RECORDS FOR PROCESSING:
*****
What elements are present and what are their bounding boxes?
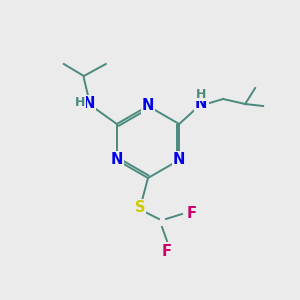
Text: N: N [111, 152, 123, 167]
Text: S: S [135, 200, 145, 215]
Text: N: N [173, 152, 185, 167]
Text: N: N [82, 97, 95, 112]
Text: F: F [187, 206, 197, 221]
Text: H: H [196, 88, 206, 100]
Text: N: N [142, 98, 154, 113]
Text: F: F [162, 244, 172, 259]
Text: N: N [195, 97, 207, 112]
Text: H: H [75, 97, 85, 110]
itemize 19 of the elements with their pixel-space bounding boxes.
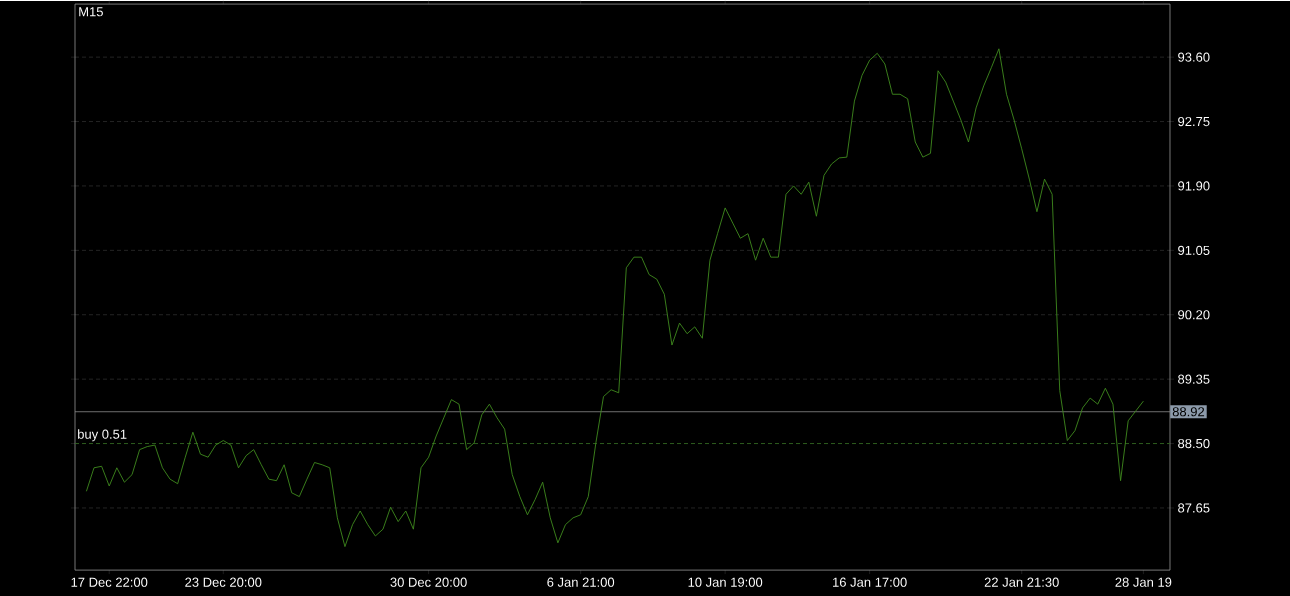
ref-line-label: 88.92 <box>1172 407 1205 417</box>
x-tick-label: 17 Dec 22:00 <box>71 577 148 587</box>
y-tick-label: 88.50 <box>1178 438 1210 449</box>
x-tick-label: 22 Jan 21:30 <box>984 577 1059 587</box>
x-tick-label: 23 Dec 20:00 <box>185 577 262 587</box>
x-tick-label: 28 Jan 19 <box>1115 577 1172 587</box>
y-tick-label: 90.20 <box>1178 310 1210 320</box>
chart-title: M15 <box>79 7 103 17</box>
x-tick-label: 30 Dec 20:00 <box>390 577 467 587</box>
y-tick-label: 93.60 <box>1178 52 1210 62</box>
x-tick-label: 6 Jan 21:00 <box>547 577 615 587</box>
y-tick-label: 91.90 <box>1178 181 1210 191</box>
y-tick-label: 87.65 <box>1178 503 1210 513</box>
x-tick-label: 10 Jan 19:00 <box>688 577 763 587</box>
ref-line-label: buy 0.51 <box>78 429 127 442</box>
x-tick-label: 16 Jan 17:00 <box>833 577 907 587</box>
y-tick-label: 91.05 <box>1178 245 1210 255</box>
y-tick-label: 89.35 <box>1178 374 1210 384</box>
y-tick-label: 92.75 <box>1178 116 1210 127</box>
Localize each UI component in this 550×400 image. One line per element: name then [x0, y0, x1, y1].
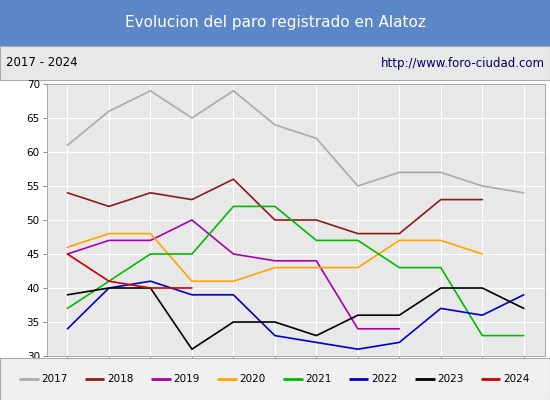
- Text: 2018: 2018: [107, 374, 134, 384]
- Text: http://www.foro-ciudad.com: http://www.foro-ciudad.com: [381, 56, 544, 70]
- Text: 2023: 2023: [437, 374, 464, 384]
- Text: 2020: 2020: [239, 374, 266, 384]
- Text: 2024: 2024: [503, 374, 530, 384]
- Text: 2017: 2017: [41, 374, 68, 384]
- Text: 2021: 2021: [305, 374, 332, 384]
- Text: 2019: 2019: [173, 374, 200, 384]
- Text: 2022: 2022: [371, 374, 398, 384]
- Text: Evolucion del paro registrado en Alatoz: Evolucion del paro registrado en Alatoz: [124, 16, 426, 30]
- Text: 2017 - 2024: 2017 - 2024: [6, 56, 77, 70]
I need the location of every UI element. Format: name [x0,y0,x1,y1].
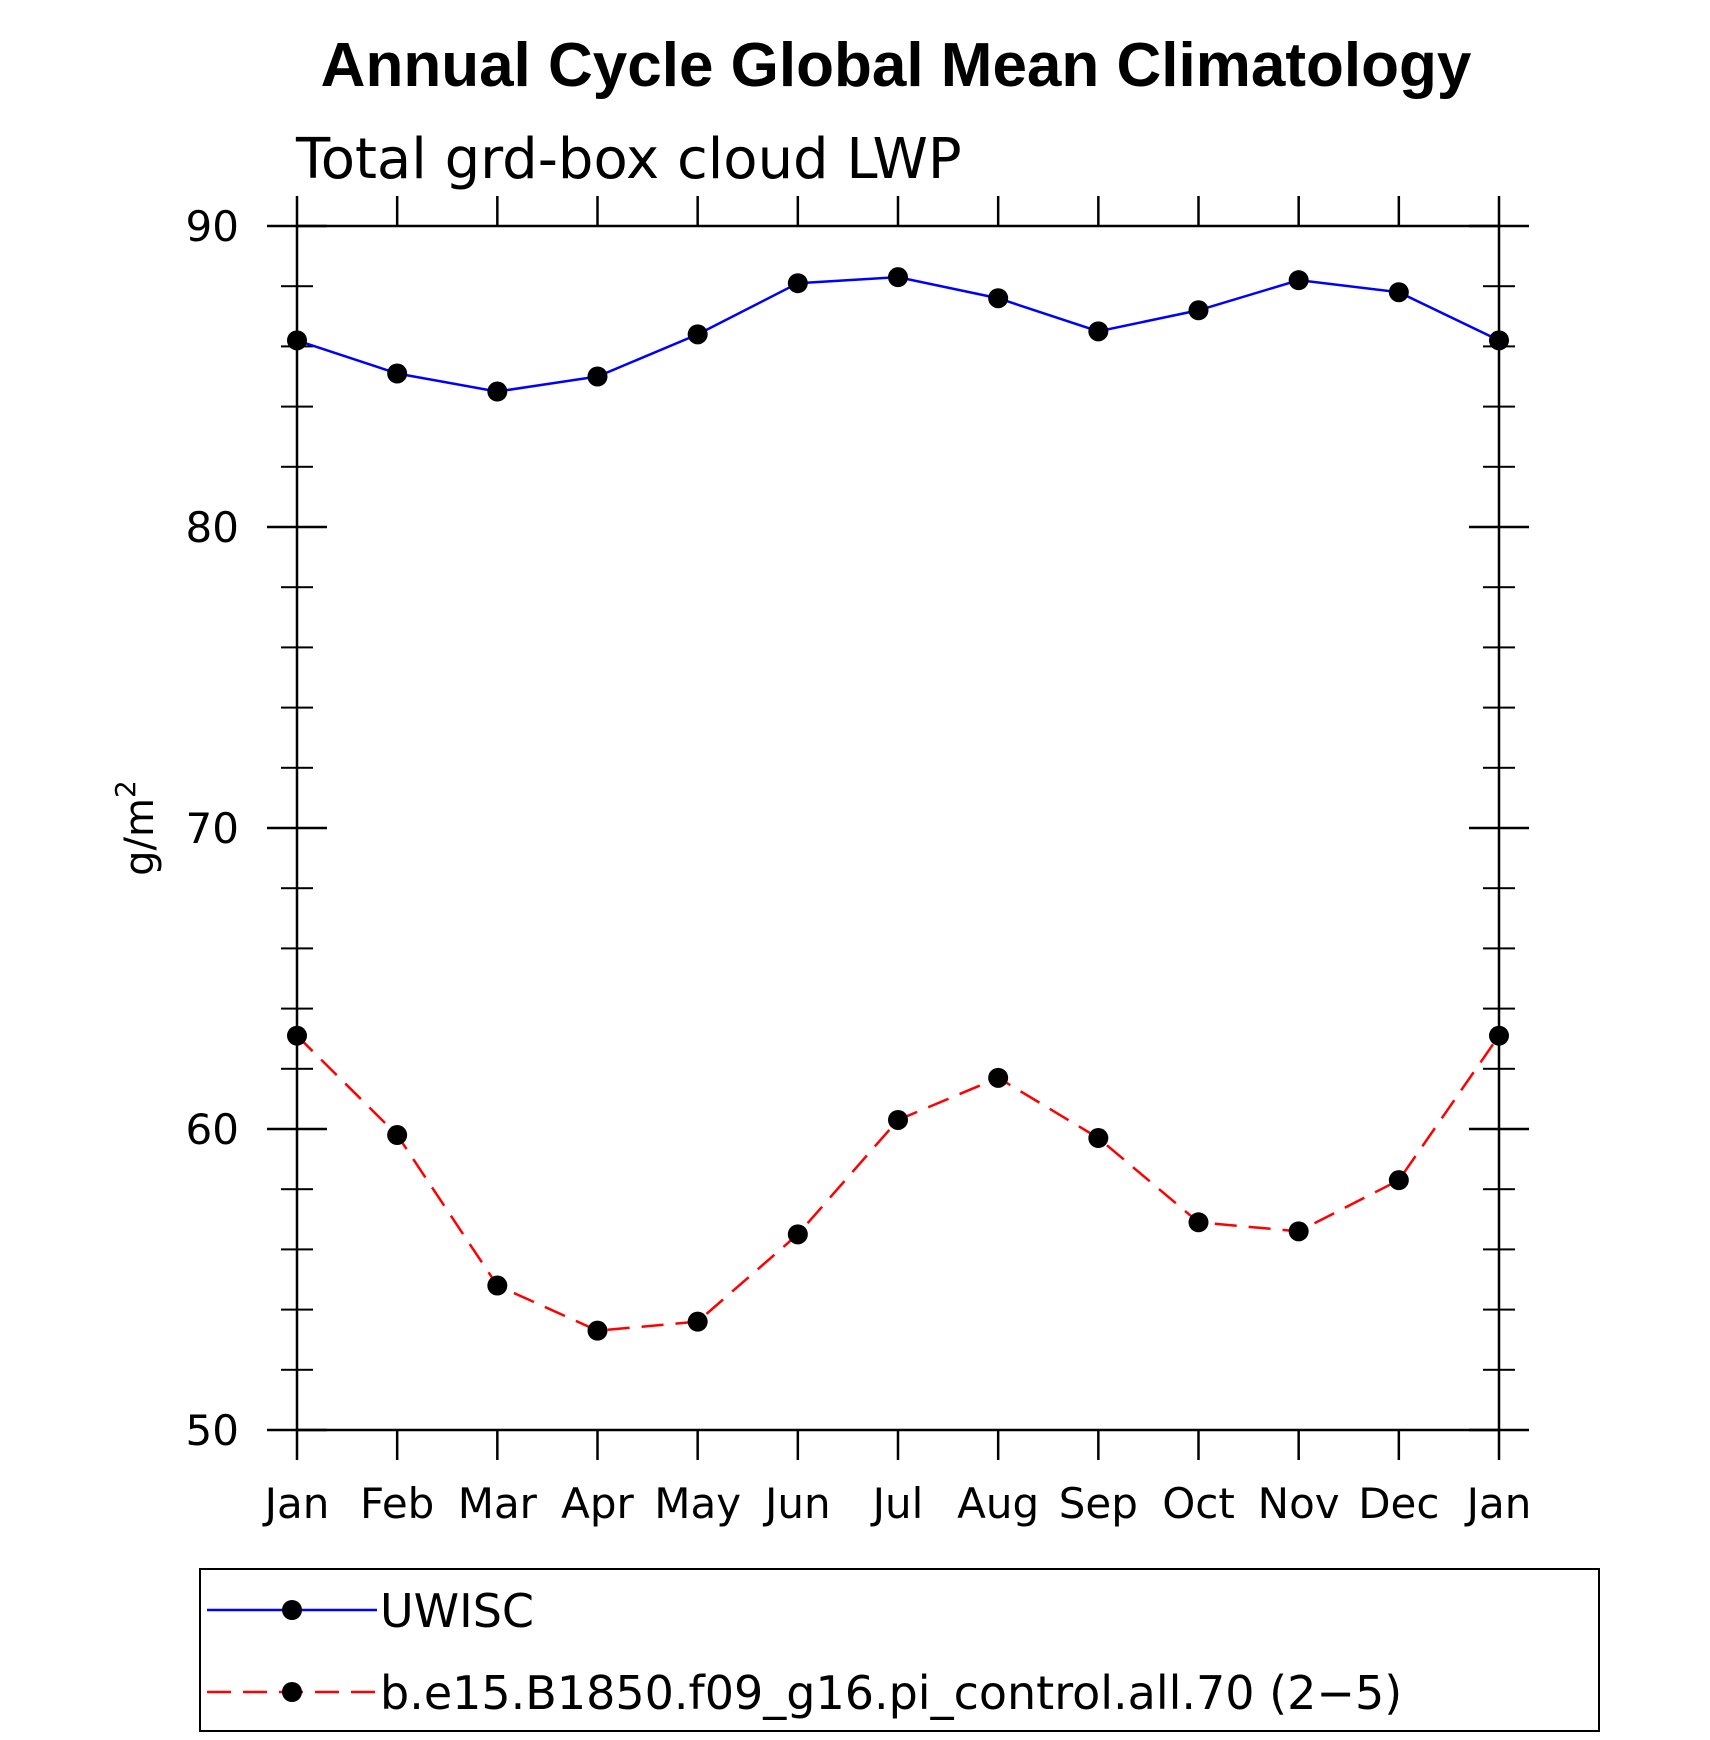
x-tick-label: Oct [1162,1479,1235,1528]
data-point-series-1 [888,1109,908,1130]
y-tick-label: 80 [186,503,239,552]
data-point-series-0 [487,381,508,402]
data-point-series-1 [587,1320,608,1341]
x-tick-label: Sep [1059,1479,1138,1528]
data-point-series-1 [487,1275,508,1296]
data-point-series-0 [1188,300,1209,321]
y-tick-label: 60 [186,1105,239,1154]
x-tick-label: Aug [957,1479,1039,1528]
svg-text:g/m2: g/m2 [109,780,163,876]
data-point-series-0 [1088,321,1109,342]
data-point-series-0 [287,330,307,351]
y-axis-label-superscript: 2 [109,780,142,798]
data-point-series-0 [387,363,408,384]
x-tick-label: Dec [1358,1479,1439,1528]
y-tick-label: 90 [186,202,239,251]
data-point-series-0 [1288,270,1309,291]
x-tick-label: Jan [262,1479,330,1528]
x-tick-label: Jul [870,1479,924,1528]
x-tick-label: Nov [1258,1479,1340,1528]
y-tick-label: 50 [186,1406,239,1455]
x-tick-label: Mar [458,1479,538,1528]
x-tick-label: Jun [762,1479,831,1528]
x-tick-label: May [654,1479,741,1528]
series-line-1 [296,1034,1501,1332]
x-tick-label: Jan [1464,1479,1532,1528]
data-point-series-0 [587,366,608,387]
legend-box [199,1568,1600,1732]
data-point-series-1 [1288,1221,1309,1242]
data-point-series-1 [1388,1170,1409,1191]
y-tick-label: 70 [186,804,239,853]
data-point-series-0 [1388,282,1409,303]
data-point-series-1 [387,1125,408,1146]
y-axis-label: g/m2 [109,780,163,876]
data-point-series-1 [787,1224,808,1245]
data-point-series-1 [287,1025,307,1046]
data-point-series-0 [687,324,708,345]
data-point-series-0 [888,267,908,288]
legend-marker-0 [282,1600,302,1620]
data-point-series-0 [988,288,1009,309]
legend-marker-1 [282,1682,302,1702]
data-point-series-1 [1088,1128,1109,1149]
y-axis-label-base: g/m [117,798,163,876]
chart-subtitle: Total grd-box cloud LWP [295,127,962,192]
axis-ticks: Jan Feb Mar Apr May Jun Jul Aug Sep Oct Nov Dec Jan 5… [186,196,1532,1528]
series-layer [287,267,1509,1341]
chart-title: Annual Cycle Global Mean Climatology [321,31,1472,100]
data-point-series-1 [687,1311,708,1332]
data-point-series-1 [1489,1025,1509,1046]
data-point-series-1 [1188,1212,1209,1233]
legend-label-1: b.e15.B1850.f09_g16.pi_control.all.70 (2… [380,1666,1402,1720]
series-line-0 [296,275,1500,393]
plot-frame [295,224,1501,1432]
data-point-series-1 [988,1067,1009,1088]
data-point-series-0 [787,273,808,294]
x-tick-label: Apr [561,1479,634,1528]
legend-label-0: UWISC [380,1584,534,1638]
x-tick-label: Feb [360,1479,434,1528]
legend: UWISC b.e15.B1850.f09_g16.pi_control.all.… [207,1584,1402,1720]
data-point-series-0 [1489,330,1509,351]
*****
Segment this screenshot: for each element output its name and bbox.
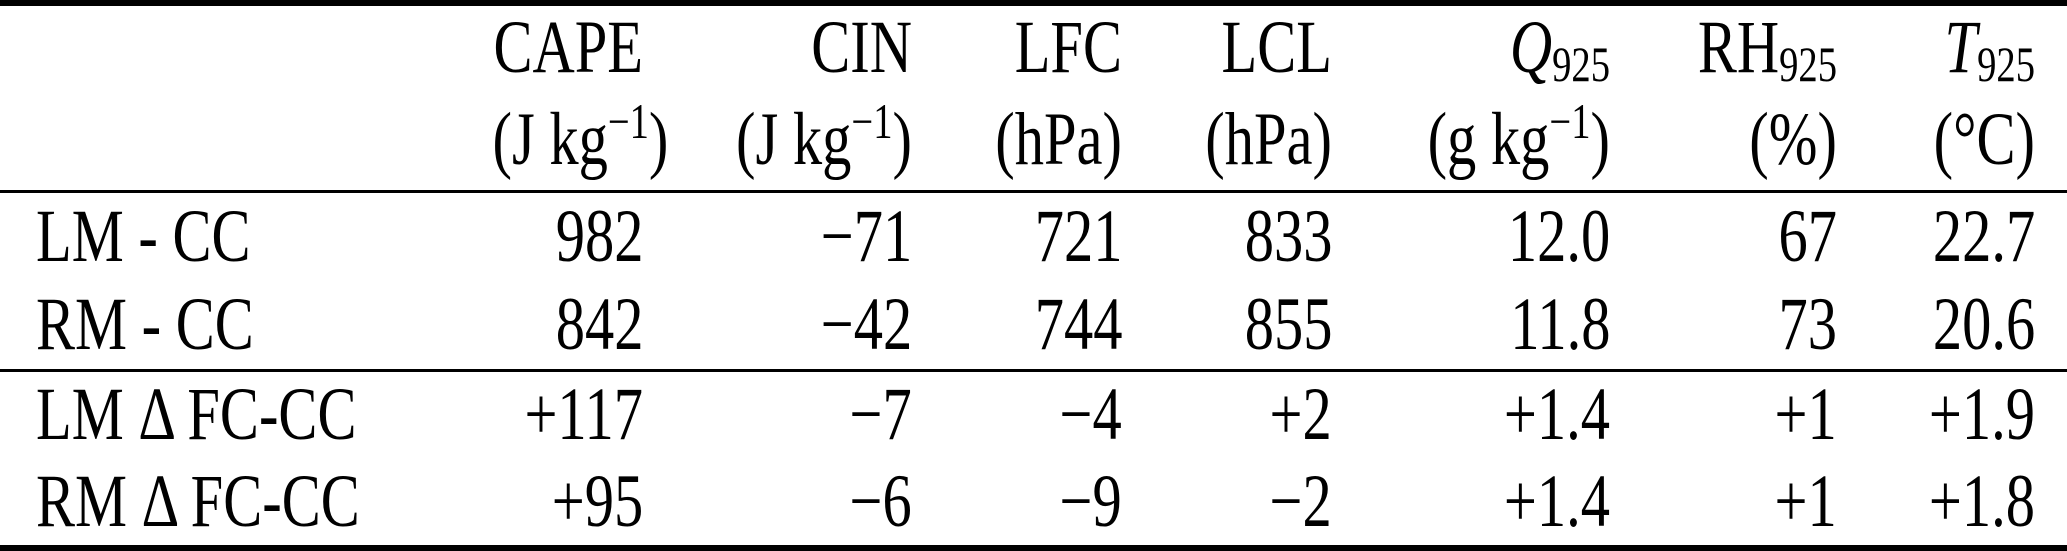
*****
WHAT IS NEEDED:
Quote the lines from the one containing "itemize 19 of" through the one containing "y-tick-label: 88.50 <box>1178", both included, without the picture.

OUTPUT:
itemize 19 of the elements with their pixel-space bounding boxes.
ref-line-label: 88.92 <box>1172 407 1205 417</box>
x-tick-label: 17 Dec 22:00 <box>71 577 148 587</box>
y-tick-label: 88.50 <box>1178 438 1210 449</box>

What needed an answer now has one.